>> BEGIN GIVEN INFORMATION

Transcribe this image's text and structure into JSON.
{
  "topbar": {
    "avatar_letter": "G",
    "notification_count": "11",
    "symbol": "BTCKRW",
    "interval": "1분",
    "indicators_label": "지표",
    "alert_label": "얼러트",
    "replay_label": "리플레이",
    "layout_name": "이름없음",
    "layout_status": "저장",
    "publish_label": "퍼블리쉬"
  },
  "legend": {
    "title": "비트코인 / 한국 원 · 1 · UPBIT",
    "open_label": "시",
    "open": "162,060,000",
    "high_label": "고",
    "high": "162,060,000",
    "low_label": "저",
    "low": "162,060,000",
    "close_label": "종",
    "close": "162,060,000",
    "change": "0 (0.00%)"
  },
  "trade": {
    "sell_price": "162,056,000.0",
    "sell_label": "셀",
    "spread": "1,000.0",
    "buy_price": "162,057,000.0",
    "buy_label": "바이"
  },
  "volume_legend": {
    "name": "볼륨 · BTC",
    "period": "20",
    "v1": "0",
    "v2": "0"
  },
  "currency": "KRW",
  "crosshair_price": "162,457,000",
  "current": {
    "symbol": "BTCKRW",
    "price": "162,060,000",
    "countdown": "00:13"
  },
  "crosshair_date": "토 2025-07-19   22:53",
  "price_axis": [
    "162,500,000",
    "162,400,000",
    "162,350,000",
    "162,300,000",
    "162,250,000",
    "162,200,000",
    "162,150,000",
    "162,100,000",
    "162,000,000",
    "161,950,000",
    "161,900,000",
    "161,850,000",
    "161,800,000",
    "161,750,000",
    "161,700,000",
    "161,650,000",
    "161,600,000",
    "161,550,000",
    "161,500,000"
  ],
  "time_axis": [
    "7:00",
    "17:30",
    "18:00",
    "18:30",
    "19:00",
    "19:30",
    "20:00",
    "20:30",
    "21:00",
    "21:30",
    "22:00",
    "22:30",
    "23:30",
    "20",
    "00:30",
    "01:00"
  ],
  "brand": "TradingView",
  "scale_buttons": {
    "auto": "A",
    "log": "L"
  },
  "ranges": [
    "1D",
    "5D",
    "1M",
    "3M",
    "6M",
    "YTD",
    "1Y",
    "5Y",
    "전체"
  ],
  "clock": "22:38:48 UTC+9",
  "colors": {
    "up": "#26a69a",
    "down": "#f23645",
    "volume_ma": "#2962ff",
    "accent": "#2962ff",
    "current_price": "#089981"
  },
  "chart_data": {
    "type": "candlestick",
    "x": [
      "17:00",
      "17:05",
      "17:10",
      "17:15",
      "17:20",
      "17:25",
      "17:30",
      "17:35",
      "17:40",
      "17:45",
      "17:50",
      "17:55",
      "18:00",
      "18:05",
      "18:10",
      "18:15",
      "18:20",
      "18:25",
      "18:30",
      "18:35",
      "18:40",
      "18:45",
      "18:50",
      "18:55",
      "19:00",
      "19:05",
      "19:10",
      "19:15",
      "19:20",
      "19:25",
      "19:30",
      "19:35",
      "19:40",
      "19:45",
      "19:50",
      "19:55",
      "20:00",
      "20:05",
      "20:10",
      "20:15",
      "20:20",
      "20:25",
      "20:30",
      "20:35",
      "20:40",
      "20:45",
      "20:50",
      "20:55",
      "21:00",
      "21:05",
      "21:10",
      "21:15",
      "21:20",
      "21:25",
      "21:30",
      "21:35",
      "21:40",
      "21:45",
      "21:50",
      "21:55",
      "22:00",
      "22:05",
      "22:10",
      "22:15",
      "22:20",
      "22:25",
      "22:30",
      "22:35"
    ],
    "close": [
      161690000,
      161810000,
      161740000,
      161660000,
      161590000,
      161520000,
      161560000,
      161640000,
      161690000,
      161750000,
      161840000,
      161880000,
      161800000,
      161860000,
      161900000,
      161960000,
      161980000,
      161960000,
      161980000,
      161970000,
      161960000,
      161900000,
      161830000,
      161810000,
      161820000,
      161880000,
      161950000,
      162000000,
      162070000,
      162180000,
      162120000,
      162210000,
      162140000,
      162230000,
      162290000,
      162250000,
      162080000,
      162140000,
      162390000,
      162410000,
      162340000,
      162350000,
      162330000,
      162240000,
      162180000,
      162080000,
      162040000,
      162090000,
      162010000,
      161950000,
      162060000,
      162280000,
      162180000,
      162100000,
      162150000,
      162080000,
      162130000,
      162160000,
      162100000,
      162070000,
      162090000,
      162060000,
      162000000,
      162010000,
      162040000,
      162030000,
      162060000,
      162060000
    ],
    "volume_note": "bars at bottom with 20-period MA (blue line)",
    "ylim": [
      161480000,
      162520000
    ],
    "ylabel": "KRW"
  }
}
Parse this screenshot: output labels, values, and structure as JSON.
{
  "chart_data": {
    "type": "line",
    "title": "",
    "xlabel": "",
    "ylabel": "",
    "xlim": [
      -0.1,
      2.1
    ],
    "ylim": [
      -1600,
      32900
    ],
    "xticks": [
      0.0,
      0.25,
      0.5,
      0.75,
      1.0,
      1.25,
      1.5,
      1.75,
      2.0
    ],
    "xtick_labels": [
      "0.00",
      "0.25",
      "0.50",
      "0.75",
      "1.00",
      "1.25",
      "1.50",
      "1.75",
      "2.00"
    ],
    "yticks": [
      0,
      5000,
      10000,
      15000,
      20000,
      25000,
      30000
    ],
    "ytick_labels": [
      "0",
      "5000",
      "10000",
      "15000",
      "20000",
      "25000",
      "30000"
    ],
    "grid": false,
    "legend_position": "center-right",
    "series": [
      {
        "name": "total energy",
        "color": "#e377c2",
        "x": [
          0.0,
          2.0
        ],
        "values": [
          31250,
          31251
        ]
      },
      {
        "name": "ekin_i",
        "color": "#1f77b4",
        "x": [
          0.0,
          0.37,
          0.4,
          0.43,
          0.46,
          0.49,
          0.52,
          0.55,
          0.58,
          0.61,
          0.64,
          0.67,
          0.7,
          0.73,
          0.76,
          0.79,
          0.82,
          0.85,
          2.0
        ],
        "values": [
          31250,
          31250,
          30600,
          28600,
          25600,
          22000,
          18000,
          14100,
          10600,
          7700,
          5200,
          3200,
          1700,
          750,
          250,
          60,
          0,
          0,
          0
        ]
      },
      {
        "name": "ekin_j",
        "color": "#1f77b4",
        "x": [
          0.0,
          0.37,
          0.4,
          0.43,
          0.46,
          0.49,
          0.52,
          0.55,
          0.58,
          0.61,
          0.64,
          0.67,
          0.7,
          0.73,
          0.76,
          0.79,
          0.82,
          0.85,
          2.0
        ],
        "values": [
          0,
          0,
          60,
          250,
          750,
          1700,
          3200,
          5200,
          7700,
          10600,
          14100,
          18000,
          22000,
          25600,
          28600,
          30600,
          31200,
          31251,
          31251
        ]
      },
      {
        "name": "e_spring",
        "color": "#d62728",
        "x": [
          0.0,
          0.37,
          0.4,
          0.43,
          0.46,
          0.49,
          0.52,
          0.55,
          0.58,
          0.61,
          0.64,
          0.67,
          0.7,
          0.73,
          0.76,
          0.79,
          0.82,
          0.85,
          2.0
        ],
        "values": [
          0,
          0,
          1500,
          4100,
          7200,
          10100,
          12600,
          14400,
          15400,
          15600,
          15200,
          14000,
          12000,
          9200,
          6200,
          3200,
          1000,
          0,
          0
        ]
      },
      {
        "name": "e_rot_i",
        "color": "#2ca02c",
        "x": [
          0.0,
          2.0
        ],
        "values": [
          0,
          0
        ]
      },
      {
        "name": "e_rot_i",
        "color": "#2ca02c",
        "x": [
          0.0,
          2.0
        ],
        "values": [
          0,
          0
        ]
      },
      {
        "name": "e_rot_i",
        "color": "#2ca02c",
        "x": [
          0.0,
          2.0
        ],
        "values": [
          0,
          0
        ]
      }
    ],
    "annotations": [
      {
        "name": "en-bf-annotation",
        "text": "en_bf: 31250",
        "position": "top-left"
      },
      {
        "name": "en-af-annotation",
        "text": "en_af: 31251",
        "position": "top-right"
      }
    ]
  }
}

>> END GIVEN INFORMATION

The answer is one number: how many lines of the material above contain "structure".

RESPONSE → 2